» **Your task**: Write out the material from its first line through the line containing "significance-bracket-vb-tc [1222, 42, 1607, 97]", both ends included, with every character kept as it appears.

» **Data supplied**:
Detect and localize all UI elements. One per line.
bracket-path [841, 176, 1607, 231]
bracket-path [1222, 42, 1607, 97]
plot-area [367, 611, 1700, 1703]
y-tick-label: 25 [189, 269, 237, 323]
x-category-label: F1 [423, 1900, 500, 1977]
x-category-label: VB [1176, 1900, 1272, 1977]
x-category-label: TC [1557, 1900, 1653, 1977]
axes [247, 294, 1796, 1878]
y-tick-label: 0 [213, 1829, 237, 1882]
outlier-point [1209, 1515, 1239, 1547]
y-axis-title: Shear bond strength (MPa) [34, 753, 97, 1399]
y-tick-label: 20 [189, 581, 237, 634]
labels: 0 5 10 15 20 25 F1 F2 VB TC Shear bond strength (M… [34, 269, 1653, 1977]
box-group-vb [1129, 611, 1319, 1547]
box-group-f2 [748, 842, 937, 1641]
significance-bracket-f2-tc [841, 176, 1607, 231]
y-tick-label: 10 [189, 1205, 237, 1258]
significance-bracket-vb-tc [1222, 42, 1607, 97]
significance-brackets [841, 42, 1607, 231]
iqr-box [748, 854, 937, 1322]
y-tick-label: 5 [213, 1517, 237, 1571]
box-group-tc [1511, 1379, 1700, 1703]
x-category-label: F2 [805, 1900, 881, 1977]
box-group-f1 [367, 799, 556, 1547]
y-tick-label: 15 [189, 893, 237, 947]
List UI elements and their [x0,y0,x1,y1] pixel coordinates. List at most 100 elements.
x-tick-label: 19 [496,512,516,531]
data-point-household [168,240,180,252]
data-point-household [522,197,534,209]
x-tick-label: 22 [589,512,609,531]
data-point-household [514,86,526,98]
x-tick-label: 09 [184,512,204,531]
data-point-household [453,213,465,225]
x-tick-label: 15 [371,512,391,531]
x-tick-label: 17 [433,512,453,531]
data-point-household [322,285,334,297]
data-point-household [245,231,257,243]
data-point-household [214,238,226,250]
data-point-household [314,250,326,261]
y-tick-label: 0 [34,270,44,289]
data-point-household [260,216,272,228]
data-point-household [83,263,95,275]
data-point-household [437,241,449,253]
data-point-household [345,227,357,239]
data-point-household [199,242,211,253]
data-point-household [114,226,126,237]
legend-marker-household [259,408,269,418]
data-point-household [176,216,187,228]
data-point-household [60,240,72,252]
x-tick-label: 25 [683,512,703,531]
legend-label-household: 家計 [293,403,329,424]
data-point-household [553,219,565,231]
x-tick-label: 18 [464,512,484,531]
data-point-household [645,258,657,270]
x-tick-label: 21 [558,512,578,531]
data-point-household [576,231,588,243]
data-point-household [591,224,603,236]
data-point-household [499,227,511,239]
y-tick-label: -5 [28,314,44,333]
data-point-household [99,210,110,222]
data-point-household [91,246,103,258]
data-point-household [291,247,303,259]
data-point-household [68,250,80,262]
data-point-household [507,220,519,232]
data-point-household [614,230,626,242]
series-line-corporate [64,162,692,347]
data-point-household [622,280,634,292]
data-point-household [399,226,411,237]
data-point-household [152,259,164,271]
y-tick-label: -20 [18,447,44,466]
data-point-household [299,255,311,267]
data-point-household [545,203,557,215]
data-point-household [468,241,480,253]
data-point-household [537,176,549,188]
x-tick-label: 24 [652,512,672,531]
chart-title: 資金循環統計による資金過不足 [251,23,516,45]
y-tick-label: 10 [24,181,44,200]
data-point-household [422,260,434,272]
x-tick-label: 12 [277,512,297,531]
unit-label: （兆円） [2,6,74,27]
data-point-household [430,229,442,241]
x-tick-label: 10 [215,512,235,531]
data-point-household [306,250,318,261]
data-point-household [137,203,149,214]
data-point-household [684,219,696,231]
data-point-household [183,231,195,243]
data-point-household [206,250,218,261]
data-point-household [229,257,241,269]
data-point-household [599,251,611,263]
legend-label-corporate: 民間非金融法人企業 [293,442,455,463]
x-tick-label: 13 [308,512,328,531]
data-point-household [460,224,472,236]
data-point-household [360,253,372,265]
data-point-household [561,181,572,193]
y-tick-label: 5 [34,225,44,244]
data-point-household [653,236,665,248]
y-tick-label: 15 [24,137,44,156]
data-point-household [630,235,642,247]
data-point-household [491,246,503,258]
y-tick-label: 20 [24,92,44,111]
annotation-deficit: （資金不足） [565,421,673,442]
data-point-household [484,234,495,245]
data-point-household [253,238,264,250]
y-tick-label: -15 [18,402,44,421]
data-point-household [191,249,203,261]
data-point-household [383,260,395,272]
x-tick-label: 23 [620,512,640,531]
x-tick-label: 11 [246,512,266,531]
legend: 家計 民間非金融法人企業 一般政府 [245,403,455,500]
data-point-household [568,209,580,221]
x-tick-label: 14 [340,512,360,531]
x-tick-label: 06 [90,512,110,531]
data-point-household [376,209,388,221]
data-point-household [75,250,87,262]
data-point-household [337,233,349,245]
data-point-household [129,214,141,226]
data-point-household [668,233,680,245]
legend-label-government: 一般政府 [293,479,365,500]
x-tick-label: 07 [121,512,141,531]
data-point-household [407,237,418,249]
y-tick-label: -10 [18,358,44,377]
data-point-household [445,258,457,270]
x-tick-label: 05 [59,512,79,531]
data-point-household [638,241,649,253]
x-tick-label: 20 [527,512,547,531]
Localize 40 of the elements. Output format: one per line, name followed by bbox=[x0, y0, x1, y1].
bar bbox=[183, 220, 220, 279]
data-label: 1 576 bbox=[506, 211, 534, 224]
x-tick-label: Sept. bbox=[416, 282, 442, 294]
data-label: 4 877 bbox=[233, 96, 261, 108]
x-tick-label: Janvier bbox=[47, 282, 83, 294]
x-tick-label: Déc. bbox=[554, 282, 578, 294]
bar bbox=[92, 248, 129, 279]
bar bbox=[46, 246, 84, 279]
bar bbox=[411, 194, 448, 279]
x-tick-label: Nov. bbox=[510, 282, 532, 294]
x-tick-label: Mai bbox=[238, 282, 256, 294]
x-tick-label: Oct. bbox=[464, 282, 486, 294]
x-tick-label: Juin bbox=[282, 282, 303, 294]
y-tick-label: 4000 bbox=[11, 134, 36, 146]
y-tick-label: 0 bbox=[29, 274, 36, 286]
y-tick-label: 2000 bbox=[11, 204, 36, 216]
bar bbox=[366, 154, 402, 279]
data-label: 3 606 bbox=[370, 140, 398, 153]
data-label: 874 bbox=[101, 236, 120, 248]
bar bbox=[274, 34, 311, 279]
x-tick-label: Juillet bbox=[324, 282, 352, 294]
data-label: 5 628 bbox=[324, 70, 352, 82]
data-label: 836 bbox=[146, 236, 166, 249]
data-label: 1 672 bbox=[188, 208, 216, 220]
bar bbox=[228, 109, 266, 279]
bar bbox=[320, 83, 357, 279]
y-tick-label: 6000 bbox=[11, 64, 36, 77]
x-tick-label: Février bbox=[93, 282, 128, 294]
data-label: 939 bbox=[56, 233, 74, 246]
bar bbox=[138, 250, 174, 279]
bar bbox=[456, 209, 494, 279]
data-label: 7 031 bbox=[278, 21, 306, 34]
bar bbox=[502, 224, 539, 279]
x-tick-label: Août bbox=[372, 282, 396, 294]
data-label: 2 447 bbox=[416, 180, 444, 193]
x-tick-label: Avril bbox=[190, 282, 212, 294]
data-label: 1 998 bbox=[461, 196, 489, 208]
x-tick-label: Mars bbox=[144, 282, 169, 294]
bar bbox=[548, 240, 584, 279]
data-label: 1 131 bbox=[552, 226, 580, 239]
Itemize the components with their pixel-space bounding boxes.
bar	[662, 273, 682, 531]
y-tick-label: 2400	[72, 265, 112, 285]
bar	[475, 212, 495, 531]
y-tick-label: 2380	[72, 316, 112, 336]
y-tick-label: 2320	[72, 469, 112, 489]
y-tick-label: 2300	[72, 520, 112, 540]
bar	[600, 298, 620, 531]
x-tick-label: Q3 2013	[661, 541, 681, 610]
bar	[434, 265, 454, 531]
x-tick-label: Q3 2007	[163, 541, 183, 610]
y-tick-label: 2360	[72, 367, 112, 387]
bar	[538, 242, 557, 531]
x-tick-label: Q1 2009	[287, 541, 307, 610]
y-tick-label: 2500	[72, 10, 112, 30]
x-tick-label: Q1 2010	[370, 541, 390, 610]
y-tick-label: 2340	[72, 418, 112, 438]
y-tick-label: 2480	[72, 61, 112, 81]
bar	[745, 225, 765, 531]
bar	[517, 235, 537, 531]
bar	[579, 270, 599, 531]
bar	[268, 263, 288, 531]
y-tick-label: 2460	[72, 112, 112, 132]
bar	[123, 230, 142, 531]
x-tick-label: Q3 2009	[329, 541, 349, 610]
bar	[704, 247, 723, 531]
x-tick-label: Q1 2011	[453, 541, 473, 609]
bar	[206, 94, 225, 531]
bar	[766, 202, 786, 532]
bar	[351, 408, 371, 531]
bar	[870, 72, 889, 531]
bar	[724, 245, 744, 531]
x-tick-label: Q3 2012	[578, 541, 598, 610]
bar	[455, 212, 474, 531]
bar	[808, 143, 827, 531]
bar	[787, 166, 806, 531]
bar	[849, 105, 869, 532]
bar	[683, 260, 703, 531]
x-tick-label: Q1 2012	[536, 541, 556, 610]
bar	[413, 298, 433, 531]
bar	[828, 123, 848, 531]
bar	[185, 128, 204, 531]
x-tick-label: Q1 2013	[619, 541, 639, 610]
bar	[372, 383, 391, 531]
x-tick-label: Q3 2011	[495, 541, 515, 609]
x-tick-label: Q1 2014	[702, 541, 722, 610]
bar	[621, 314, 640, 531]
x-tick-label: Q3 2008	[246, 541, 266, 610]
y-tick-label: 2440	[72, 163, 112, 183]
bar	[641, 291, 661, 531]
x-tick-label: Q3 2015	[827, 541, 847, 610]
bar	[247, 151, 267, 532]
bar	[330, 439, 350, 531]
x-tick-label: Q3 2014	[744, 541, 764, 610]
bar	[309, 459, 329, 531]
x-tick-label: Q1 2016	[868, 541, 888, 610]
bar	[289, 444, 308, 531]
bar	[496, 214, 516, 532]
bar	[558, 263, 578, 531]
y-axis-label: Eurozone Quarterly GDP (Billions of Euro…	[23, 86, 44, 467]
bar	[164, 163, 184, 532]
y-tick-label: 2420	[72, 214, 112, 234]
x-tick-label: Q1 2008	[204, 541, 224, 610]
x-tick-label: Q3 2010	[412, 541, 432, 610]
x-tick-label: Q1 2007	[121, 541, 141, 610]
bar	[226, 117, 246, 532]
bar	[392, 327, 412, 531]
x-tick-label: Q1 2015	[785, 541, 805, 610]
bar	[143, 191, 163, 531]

» **Response to this task**:
Detect and localize all UI elements. One per line.
bracket-path [841, 176, 1607, 231]
bracket-path [1222, 42, 1607, 97]
plot-area [367, 611, 1700, 1703]
y-tick-label: 25 [189, 269, 237, 323]
x-category-label: F1 [423, 1900, 500, 1977]
x-category-label: VB [1176, 1900, 1272, 1977]
x-category-label: TC [1557, 1900, 1653, 1977]
axes [247, 294, 1796, 1878]
y-tick-label: 0 [213, 1829, 237, 1882]
outlier-point [1209, 1515, 1239, 1547]
y-axis-title: Shear bond strength (MPa) [34, 753, 97, 1399]
y-tick-label: 20 [189, 581, 237, 634]
labels: 0 5 10 15 20 25 F1 F2 VB TC Shear bond strength (M… [34, 269, 1653, 1977]
box-group-vb [1129, 611, 1319, 1547]
box-group-f2 [748, 842, 937, 1641]
significance-bracket-f2-tc [841, 176, 1607, 231]
y-tick-label: 10 [189, 1205, 237, 1258]
significance-bracket-vb-tc [1222, 42, 1607, 97]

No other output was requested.